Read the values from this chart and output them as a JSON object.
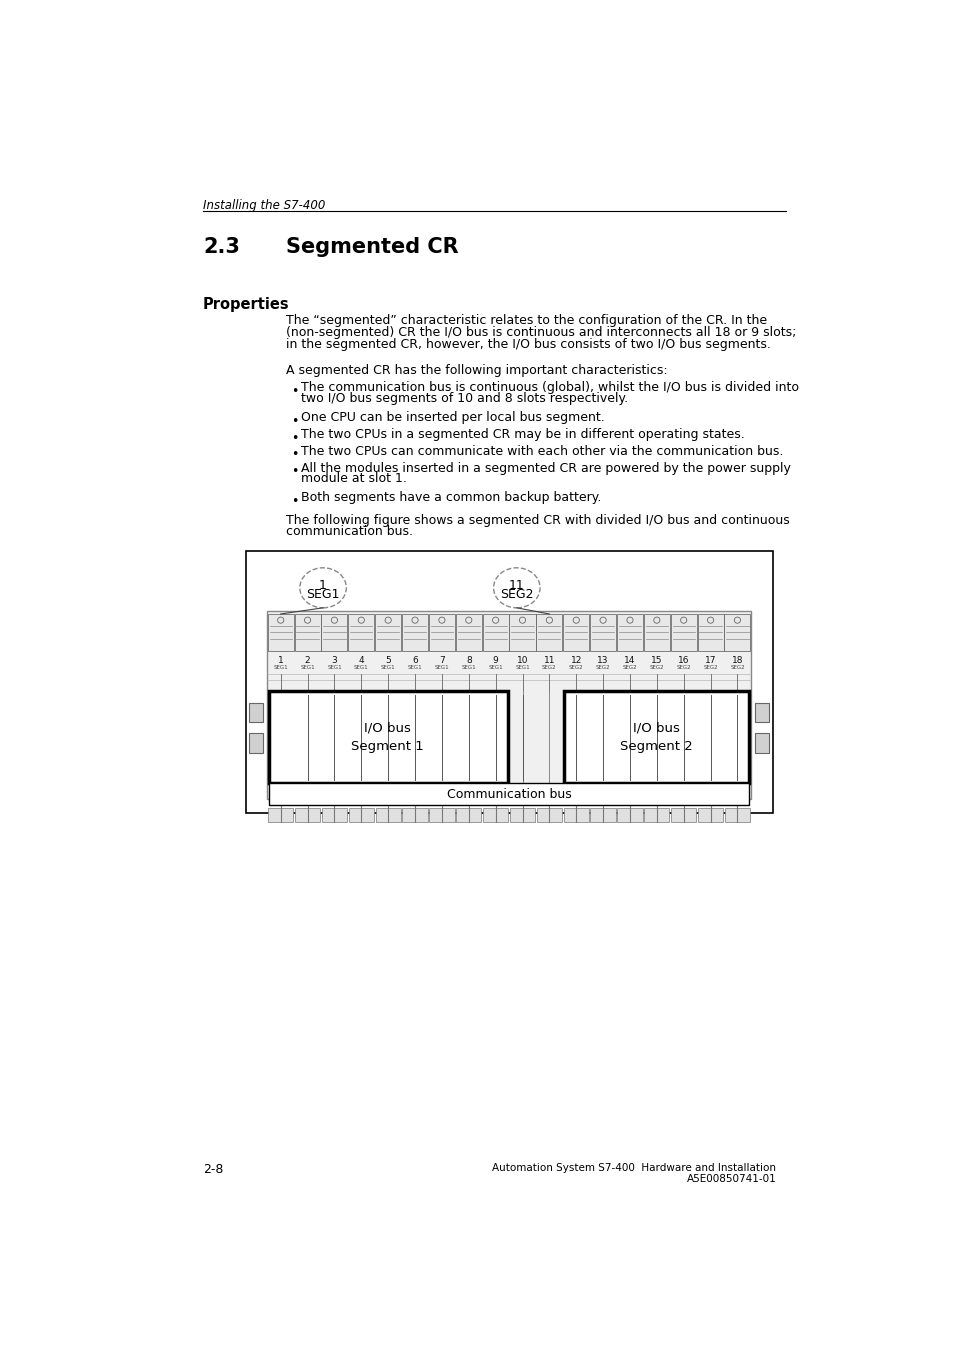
{
  "page_header": "Installing the S7-400",
  "section_number": "2.3",
  "section_title": "Segmented CR",
  "properties_heading": "Properties",
  "para1": "The “segmented” characteristic relates to the configuration of the CR. In the\n(non-segmented) CR the I/O bus is continuous and interconnects all 18 or 9 slots;\nin the segmented CR, however, the I/O bus consists of two I/O bus segments.",
  "para2": "A segmented CR has the following important characteristics:",
  "bullets": [
    "The communication bus is continuous (global), whilst the I/O bus is divided into\ntwo I/O bus segments of 10 and 8 slots respectively.",
    "One CPU can be inserted per local bus segment.",
    "The two CPUs in a segmented CR may be in different operating states.",
    "The two CPUs can communicate with each other via the communication bus.",
    "All the modules inserted in a segmented CR are powered by the power supply\nmodule at slot 1.",
    "Both segments have a common backup battery."
  ],
  "para3": "The following figure shows a segmented CR with divided I/O bus and continuous\ncommunication bus.",
  "footer_left": "2-8",
  "footer_right1": "Automation System S7-400  Hardware and Installation",
  "footer_right2": "A5E00850741-01",
  "fig_seg1_num": "1",
  "fig_seg1_label": "SEG1",
  "fig_seg2_num": "11",
  "fig_seg2_label": "SEG2",
  "fig_io_bus_seg1": "I/O bus\nSegment 1",
  "fig_io_bus_seg2": "I/O bus\nSegment 2",
  "fig_comm_bus": "Communication bus",
  "slot_numbers": [
    "1",
    "2",
    "3",
    "4",
    "5",
    "6",
    "7",
    "8",
    "9",
    "10",
    "11",
    "12",
    "13",
    "14",
    "15",
    "16",
    "17",
    "18"
  ],
  "bg_color": "#ffffff",
  "text_color": "#000000"
}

● Written task: Copy out each line of the entries that holds "divided".

● Result:
    "The communication bus is continuous (global), whilst the I/O bus is divided into\ntwo I/O bus segments of 10 and 8 slots respectively.",
  "para3": "The following figure shows a segmented CR with divided I/O bus and continuous\ncommunication bus.",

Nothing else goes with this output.